EXERCISE:
Restate the records below word for word.

THE RECORDS:
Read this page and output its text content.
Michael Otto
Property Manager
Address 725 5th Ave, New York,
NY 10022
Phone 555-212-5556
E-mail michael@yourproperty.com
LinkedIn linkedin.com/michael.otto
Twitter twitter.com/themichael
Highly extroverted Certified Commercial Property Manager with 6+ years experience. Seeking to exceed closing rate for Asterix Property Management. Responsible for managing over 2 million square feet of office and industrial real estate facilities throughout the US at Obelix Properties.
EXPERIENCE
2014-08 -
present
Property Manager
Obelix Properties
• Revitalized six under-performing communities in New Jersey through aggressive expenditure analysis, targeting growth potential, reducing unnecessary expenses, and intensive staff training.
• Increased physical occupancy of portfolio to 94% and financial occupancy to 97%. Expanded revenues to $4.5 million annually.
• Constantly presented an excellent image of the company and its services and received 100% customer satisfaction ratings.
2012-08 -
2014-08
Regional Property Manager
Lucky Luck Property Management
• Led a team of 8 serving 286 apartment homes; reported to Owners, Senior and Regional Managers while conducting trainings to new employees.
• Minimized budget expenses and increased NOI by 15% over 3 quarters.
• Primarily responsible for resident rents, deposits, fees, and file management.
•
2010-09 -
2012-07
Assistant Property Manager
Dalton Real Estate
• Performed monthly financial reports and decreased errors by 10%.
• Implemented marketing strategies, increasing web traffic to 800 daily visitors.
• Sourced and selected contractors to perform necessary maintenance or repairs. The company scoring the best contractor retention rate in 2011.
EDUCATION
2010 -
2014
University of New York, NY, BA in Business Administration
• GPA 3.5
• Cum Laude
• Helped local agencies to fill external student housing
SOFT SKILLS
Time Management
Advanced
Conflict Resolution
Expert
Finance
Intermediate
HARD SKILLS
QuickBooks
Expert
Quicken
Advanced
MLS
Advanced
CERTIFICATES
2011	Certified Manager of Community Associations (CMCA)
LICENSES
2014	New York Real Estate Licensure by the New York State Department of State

TASK ANSWER:
Read this page and output its text content.
Michael Otto
Property Manager
Address 725 5th Ave, New York,
NY 10022
Phone 555-212-5556
E-mail michael@yourproperty.com
LinkedIn linkedin.com/michael.otto
Twitter twitter.com/themichael
Highly extroverted Certified Commercial Property Manager with 6+ years experience. Seeking to exceed closing rate for Asterix Property Management. Responsible for managing over 2 million square feet of office and industrial real estate facilities throughout the US at Obelix Properties.
EXPERIENCE
2014-08 -
present
Property Manager
Obelix Properties
• Revitalized six under-performing communities in New Jersey through aggressive expenditure analysis, targeting growth potential, reducing unnecessary expenses, and intensive staff training.
• Increased physical occupancy of portfolio to 94% and financial occupancy to 97%. Expanded revenues to $4.5 million annually.
• Constantly presented an excellent image of the company and its services and received 100% customer satisfaction ratings.
2012-08 -
2014-08
Regional Property Manager
Lucky Luck Property Management
• Led a team of 8 serving 286 apartment homes; reported to Owners, Senior and Regional Managers while conducting trainings to new employees.
• Minimized budget expenses and increased NOI by 15% over 3 quarters.
• Primarily responsible for resident rents, deposits, fees, and file management.
•
2010-09 -
2012-07
Assistant Property Manager
Dalton Real Estate
• Performed monthly financial reports and decreased errors by 10%.
• Implemented marketing strategies, increasing web traffic to 800 daily visitors.
• Sourced and selected contractors to perform necessary maintenance or repairs. The company scoring the best contractor retention rate in 2011.
EDUCATION
2010 -
2014
University of New York, NY, BA in Business Administration
• GPA 3.5
• Cum Laude
• Helped local agencies to fill external student housing
SOFT SKILLS
Time Management
Advanced
Conflict Resolution
Expert
Finance
Intermediate
HARD SKILLS
QuickBooks
Expert
Quicken
Advanced
MLS
Advanced
CERTIFICATES
2011	Certified Manager of Community Associations (CMCA)
LICENSES
2014	New York Real Estate Licensure by the New York State Department of State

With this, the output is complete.